EXERCISE BRIEF
Repeat every entry word for word, skipping the pictures.
::: EXTRACTED RECORDS
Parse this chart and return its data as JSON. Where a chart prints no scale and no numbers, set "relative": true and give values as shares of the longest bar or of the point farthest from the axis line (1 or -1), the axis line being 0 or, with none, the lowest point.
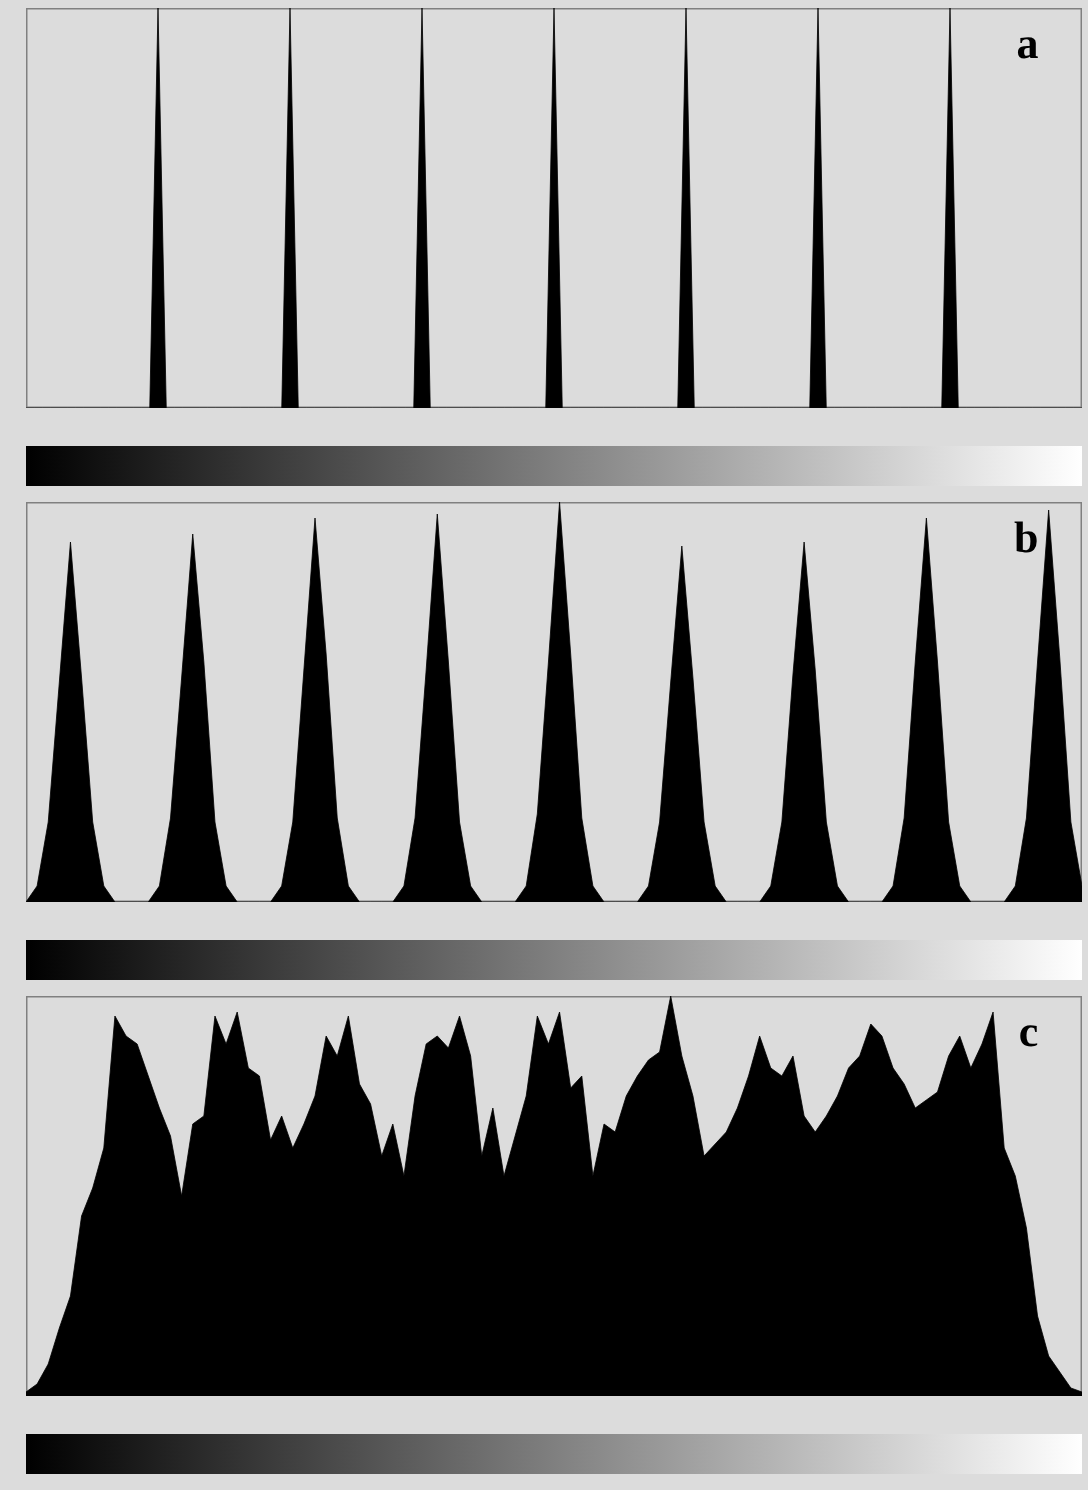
{
  "chart_data": [
    {
      "type": "area",
      "title": "a",
      "relative": true,
      "color": "#000000",
      "categories": [
        null,
        null,
        null,
        null,
        null,
        null,
        null,
        null,
        null,
        null,
        null,
        null,
        null,
        null,
        null,
        null,
        null,
        null,
        null,
        null,
        null,
        null,
        null,
        null,
        null,
        null,
        null,
        null,
        null,
        null,
        null,
        null,
        null,
        null,
        null,
        null,
        null,
        null,
        null,
        null,
        null,
        null,
        null,
        null,
        null,
        null,
        null,
        null,
        null,
        null,
        null,
        null,
        null,
        null,
        null,
        null,
        null,
        null,
        null,
        null,
        null,
        null,
        null,
        null,
        null,
        null,
        null,
        null,
        null,
        null,
        null,
        null,
        null,
        null,
        null,
        null,
        null,
        null,
        null,
        null,
        null,
        null,
        null,
        null,
        null,
        null,
        null,
        null,
        null,
        null,
        null,
        null,
        null,
        null,
        null,
        null,
        null,
        null,
        null,
        null,
        null,
        null,
        null,
        null,
        null,
        null,
        null,
        null,
        null,
        null,
        null,
        null,
        null,
        null,
        null,
        null,
        null,
        null,
        null,
        null,
        null,
        null,
        null,
        null,
        null,
        null,
        null,
        null,
        null
      ],
      "values": [
        0,
        0,
        0,
        0,
        0,
        0,
        0,
        0,
        0,
        0,
        0,
        0,
        0,
        0,
        0,
        0,
        1,
        0,
        0,
        0,
        0,
        0,
        0,
        0,
        0,
        0,
        0,
        0,
        0,
        0,
        0,
        0,
        1,
        0,
        0,
        0,
        0,
        0,
        0,
        0,
        0,
        0,
        0,
        0,
        0,
        0,
        0,
        0,
        1,
        0,
        0,
        0,
        0,
        0,
        0,
        0,
        0,
        0,
        0,
        0,
        0,
        0,
        0,
        0,
        1,
        0,
        0,
        0,
        0,
        0,
        0,
        0,
        0,
        0,
        0,
        0,
        0,
        0,
        0,
        0,
        1,
        0,
        0,
        0,
        0,
        0,
        0,
        0,
        0,
        0,
        0,
        0,
        0,
        0,
        0,
        0,
        1,
        0,
        0,
        0,
        0,
        0,
        0,
        0,
        0,
        0,
        0,
        0,
        0,
        0,
        0,
        0,
        1,
        0,
        0,
        0,
        0,
        0,
        0,
        0,
        0,
        0,
        0,
        0,
        0,
        0,
        0,
        0,
        0
      ]
    },
    {
      "type": "area",
      "title": "b",
      "relative": true,
      "color": "#000000",
      "categories": [
        null,
        null,
        null,
        null,
        null,
        null,
        null,
        null,
        null,
        null,
        null,
        null,
        null,
        null,
        null,
        null,
        null,
        null,
        null,
        null,
        null,
        null,
        null,
        null,
        null,
        null,
        null,
        null,
        null,
        null,
        null,
        null,
        null,
        null,
        null,
        null,
        null,
        null,
        null,
        null,
        null,
        null,
        null,
        null,
        null,
        null,
        null,
        null,
        null,
        null,
        null,
        null,
        null,
        null,
        null,
        null,
        null,
        null,
        null,
        null,
        null,
        null,
        null,
        null,
        null,
        null,
        null,
        null,
        null,
        null,
        null,
        null,
        null,
        null,
        null,
        null,
        null,
        null,
        null,
        null,
        null,
        null,
        null,
        null,
        null,
        null,
        null,
        null,
        null,
        null,
        null,
        null,
        null,
        null,
        null,
        null
      ],
      "values": [
        0,
        0.04,
        0.2,
        0.55,
        0.9,
        0.56,
        0.2,
        0.04,
        0,
        0,
        0,
        0,
        0.04,
        0.21,
        0.56,
        0.92,
        0.6,
        0.2,
        0.04,
        0,
        0,
        0,
        0,
        0.04,
        0.2,
        0.58,
        0.96,
        0.62,
        0.21,
        0.04,
        0,
        0,
        0,
        0,
        0.04,
        0.21,
        0.58,
        0.97,
        0.6,
        0.2,
        0.04,
        0,
        0,
        0,
        0,
        0.04,
        0.22,
        0.6,
        1,
        0.62,
        0.21,
        0.04,
        0,
        0,
        0,
        0,
        0.04,
        0.2,
        0.55,
        0.89,
        0.56,
        0.2,
        0.04,
        0,
        0,
        0,
        0,
        0.04,
        0.2,
        0.57,
        0.9,
        0.58,
        0.2,
        0.04,
        0,
        0,
        0,
        0,
        0.04,
        0.21,
        0.6,
        0.96,
        0.6,
        0.2,
        0.04,
        0,
        0,
        0,
        0,
        0.04,
        0.21,
        0.6,
        0.98,
        0.61,
        0.2,
        0.04
      ]
    },
    {
      "type": "area",
      "title": "c",
      "relative": true,
      "color": "#000000",
      "categories": [
        null,
        null,
        null,
        null,
        null,
        null,
        null,
        null,
        null,
        null,
        null,
        null,
        null,
        null,
        null,
        null,
        null,
        null,
        null,
        null,
        null,
        null,
        null,
        null,
        null,
        null,
        null,
        null,
        null,
        null,
        null,
        null,
        null,
        null,
        null,
        null,
        null,
        null,
        null,
        null,
        null,
        null,
        null,
        null,
        null,
        null,
        null,
        null,
        null,
        null,
        null,
        null,
        null,
        null,
        null,
        null,
        null,
        null,
        null,
        null,
        null,
        null,
        null,
        null,
        null,
        null,
        null,
        null,
        null,
        null,
        null,
        null,
        null,
        null,
        null,
        null,
        null,
        null,
        null,
        null,
        null,
        null,
        null,
        null,
        null,
        null,
        null,
        null,
        null,
        null,
        null,
        null,
        null,
        null,
        null,
        null
      ],
      "values": [
        0.01,
        0.03,
        0.08,
        0.17,
        0.25,
        0.45,
        0.52,
        0.62,
        0.95,
        0.9,
        0.88,
        0.8,
        0.72,
        0.65,
        0.5,
        0.68,
        0.7,
        0.95,
        0.88,
        0.96,
        0.82,
        0.8,
        0.64,
        0.7,
        0.62,
        0.68,
        0.75,
        0.9,
        0.85,
        0.95,
        0.78,
        0.73,
        0.6,
        0.68,
        0.55,
        0.75,
        0.88,
        0.9,
        0.87,
        0.95,
        0.85,
        0.6,
        0.72,
        0.55,
        0.65,
        0.75,
        0.95,
        0.88,
        0.96,
        0.77,
        0.8,
        0.55,
        0.68,
        0.66,
        0.75,
        0.8,
        0.84,
        0.86,
        1,
        0.85,
        0.75,
        0.6,
        0.63,
        0.66,
        0.72,
        0.8,
        0.9,
        0.82,
        0.8,
        0.85,
        0.7,
        0.66,
        0.7,
        0.75,
        0.82,
        0.85,
        0.93,
        0.9,
        0.82,
        0.78,
        0.72,
        0.74,
        0.76,
        0.85,
        0.9,
        0.82,
        0.88,
        0.96,
        0.62,
        0.55,
        0.42,
        0.2,
        0.1,
        0.06,
        0.02,
        0.01
      ]
    }
  ]
}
::::::
OUTPUT FOR THIS TASK
Parse this chart and return its data as JSON. Where a chart prints no scale and no numbers, set "relative": true and give values as shares of the longest bar or of the point farthest from the axis line (1 or -1), the axis line being 0 or, with none, the lowest point.
{
  "chart_data": [
    {
      "type": "area",
      "title": "a",
      "relative": true,
      "color": "#000000",
      "categories": [
        null,
        null,
        null,
        null,
        null,
        null,
        null,
        null,
        null,
        null,
        null,
        null,
        null,
        null,
        null,
        null,
        null,
        null,
        null,
        null,
        null,
        null,
        null,
        null,
        null,
        null,
        null,
        null,
        null,
        null,
        null,
        null,
        null,
        null,
        null,
        null,
        null,
        null,
        null,
        null,
        null,
        null,
        null,
        null,
        null,
        null,
        null,
        null,
        null,
        null,
        null,
        null,
        null,
        null,
        null,
        null,
        null,
        null,
        null,
        null,
        null,
        null,
        null,
        null,
        null,
        null,
        null,
        null,
        null,
        null,
        null,
        null,
        null,
        null,
        null,
        null,
        null,
        null,
        null,
        null,
        null,
        null,
        null,
        null,
        null,
        null,
        null,
        null,
        null,
        null,
        null,
        null,
        null,
        null,
        null,
        null,
        null,
        null,
        null,
        null,
        null,
        null,
        null,
        null,
        null,
        null,
        null,
        null,
        null,
        null,
        null,
        null,
        null,
        null,
        null,
        null,
        null,
        null,
        null,
        null,
        null,
        null,
        null,
        null,
        null,
        null,
        null,
        null,
        null
      ],
      "values": [
        0,
        0,
        0,
        0,
        0,
        0,
        0,
        0,
        0,
        0,
        0,
        0,
        0,
        0,
        0,
        0,
        1,
        0,
        0,
        0,
        0,
        0,
        0,
        0,
        0,
        0,
        0,
        0,
        0,
        0,
        0,
        0,
        1,
        0,
        0,
        0,
        0,
        0,
        0,
        0,
        0,
        0,
        0,
        0,
        0,
        0,
        0,
        0,
        1,
        0,
        0,
        0,
        0,
        0,
        0,
        0,
        0,
        0,
        0,
        0,
        0,
        0,
        0,
        0,
        1,
        0,
        0,
        0,
        0,
        0,
        0,
        0,
        0,
        0,
        0,
        0,
        0,
        0,
        0,
        0,
        1,
        0,
        0,
        0,
        0,
        0,
        0,
        0,
        0,
        0,
        0,
        0,
        0,
        0,
        0,
        0,
        1,
        0,
        0,
        0,
        0,
        0,
        0,
        0,
        0,
        0,
        0,
        0,
        0,
        0,
        0,
        0,
        1,
        0,
        0,
        0,
        0,
        0,
        0,
        0,
        0,
        0,
        0,
        0,
        0,
        0,
        0,
        0,
        0
      ]
    },
    {
      "type": "area",
      "title": "b",
      "relative": true,
      "color": "#000000",
      "categories": [
        null,
        null,
        null,
        null,
        null,
        null,
        null,
        null,
        null,
        null,
        null,
        null,
        null,
        null,
        null,
        null,
        null,
        null,
        null,
        null,
        null,
        null,
        null,
        null,
        null,
        null,
        null,
        null,
        null,
        null,
        null,
        null,
        null,
        null,
        null,
        null,
        null,
        null,
        null,
        null,
        null,
        null,
        null,
        null,
        null,
        null,
        null,
        null,
        null,
        null,
        null,
        null,
        null,
        null,
        null,
        null,
        null,
        null,
        null,
        null,
        null,
        null,
        null,
        null,
        null,
        null,
        null,
        null,
        null,
        null,
        null,
        null,
        null,
        null,
        null,
        null,
        null,
        null,
        null,
        null,
        null,
        null,
        null,
        null,
        null,
        null,
        null,
        null,
        null,
        null,
        null,
        null,
        null,
        null,
        null,
        null
      ],
      "values": [
        0,
        0.04,
        0.2,
        0.55,
        0.9,
        0.56,
        0.2,
        0.04,
        0,
        0,
        0,
        0,
        0.04,
        0.21,
        0.56,
        0.92,
        0.6,
        0.2,
        0.04,
        0,
        0,
        0,
        0,
        0.04,
        0.2,
        0.58,
        0.96,
        0.62,
        0.21,
        0.04,
        0,
        0,
        0,
        0,
        0.04,
        0.21,
        0.58,
        0.97,
        0.6,
        0.2,
        0.04,
        0,
        0,
        0,
        0,
        0.04,
        0.22,
        0.6,
        1,
        0.62,
        0.21,
        0.04,
        0,
        0,
        0,
        0,
        0.04,
        0.2,
        0.55,
        0.89,
        0.56,
        0.2,
        0.04,
        0,
        0,
        0,
        0,
        0.04,
        0.2,
        0.57,
        0.9,
        0.58,
        0.2,
        0.04,
        0,
        0,
        0,
        0,
        0.04,
        0.21,
        0.6,
        0.96,
        0.6,
        0.2,
        0.04,
        0,
        0,
        0,
        0,
        0.04,
        0.21,
        0.6,
        0.98,
        0.61,
        0.2,
        0.04
      ]
    },
    {
      "type": "area",
      "title": "c",
      "relative": true,
      "color": "#000000",
      "categories": [
        null,
        null,
        null,
        null,
        null,
        null,
        null,
        null,
        null,
        null,
        null,
        null,
        null,
        null,
        null,
        null,
        null,
        null,
        null,
        null,
        null,
        null,
        null,
        null,
        null,
        null,
        null,
        null,
        null,
        null,
        null,
        null,
        null,
        null,
        null,
        null,
        null,
        null,
        null,
        null,
        null,
        null,
        null,
        null,
        null,
        null,
        null,
        null,
        null,
        null,
        null,
        null,
        null,
        null,
        null,
        null,
        null,
        null,
        null,
        null,
        null,
        null,
        null,
        null,
        null,
        null,
        null,
        null,
        null,
        null,
        null,
        null,
        null,
        null,
        null,
        null,
        null,
        null,
        null,
        null,
        null,
        null,
        null,
        null,
        null,
        null,
        null,
        null,
        null,
        null,
        null,
        null,
        null,
        null,
        null,
        null
      ],
      "values": [
        0.01,
        0.03,
        0.08,
        0.17,
        0.25,
        0.45,
        0.52,
        0.62,
        0.95,
        0.9,
        0.88,
        0.8,
        0.72,
        0.65,
        0.5,
        0.68,
        0.7,
        0.95,
        0.88,
        0.96,
        0.82,
        0.8,
        0.64,
        0.7,
        0.62,
        0.68,
        0.75,
        0.9,
        0.85,
        0.95,
        0.78,
        0.73,
        0.6,
        0.68,
        0.55,
        0.75,
        0.88,
        0.9,
        0.87,
        0.95,
        0.85,
        0.6,
        0.72,
        0.55,
        0.65,
        0.75,
        0.95,
        0.88,
        0.96,
        0.77,
        0.8,
        0.55,
        0.68,
        0.66,
        0.75,
        0.8,
        0.84,
        0.86,
        1,
        0.85,
        0.75,
        0.6,
        0.63,
        0.66,
        0.72,
        0.8,
        0.9,
        0.82,
        0.8,
        0.85,
        0.7,
        0.66,
        0.7,
        0.75,
        0.82,
        0.85,
        0.93,
        0.9,
        0.82,
        0.78,
        0.72,
        0.74,
        0.76,
        0.85,
        0.9,
        0.82,
        0.88,
        0.96,
        0.62,
        0.55,
        0.42,
        0.2,
        0.1,
        0.06,
        0.02,
        0.01
      ]
    }
  ]
}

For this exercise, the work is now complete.